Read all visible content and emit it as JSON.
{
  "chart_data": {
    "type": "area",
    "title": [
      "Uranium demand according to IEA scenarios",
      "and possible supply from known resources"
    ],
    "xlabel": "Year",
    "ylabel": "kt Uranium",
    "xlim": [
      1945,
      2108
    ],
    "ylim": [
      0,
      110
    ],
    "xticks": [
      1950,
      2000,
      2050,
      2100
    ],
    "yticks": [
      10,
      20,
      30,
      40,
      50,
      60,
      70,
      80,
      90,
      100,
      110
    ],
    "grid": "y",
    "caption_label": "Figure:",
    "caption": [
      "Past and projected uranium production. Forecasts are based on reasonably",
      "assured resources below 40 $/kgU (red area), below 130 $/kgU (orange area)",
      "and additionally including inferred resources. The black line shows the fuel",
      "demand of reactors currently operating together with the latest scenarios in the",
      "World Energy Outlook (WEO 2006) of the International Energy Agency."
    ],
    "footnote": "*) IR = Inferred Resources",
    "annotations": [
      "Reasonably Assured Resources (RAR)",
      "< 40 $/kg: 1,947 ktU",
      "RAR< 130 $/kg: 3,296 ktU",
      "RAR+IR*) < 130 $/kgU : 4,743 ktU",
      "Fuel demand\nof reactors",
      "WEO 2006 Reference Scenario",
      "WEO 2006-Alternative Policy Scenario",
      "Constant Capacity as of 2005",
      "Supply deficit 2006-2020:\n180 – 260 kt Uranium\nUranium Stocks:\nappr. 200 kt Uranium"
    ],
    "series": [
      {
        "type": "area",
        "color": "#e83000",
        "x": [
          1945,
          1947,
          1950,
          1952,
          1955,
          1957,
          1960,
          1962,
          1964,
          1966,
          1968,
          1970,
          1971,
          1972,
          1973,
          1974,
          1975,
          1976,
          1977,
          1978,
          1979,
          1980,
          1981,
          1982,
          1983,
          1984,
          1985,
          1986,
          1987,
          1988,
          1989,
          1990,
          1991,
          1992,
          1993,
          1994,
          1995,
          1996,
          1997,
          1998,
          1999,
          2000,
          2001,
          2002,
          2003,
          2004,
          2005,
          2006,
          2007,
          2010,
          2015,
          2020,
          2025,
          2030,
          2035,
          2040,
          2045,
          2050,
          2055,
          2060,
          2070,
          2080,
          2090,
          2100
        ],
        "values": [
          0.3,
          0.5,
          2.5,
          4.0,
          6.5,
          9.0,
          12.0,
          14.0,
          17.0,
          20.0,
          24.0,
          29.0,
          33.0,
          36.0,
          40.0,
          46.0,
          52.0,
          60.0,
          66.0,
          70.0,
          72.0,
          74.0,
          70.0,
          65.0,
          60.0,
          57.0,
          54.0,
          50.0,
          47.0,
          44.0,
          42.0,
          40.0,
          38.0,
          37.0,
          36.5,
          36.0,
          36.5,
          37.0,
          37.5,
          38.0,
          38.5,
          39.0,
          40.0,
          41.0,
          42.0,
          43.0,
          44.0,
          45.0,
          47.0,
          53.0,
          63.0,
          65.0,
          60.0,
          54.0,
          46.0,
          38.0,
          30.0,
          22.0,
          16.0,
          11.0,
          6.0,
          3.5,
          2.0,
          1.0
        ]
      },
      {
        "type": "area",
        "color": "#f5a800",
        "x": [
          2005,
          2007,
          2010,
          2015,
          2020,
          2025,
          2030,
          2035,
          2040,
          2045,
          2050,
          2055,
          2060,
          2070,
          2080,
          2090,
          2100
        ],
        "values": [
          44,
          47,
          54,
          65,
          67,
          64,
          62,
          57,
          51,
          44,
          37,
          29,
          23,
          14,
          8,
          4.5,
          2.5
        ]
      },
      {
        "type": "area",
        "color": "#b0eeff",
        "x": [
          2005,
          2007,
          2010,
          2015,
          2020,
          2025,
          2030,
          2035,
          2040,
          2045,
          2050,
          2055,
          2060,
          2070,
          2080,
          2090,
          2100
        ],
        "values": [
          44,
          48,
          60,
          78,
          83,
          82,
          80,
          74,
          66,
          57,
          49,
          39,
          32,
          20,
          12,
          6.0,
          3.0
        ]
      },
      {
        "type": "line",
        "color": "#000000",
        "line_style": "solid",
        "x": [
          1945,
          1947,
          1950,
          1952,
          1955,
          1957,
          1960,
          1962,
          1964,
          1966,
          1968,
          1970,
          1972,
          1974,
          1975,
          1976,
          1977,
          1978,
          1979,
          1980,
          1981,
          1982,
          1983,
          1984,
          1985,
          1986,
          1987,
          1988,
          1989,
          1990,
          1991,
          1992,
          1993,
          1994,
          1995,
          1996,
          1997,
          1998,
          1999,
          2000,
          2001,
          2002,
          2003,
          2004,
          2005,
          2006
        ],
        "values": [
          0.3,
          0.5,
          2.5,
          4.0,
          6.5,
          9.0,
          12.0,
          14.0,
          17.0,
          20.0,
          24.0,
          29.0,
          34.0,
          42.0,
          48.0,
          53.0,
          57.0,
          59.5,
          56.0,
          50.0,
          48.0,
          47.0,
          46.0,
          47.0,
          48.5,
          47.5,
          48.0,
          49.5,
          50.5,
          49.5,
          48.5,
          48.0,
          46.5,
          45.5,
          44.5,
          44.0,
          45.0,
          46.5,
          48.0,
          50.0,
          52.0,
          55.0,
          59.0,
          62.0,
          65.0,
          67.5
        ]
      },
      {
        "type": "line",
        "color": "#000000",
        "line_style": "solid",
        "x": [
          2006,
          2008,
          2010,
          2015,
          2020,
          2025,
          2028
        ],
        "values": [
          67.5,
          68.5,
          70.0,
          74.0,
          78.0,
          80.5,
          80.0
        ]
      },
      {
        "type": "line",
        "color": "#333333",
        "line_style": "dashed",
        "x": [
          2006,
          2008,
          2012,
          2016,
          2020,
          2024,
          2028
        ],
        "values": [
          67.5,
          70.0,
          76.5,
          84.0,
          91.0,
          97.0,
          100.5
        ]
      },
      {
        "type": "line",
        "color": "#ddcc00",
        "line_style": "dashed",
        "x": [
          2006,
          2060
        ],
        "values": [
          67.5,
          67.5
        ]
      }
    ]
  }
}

**********

Gather from the entries above all lines that include the string "color".

RESULT BELOW:
        "color": "#e83000",
        "color": "#f5a800",
        "color": "#b0eeff",
        "color": "#000000",
        "color": "#000000",
        "color": "#333333",
        "color": "#ddcc00",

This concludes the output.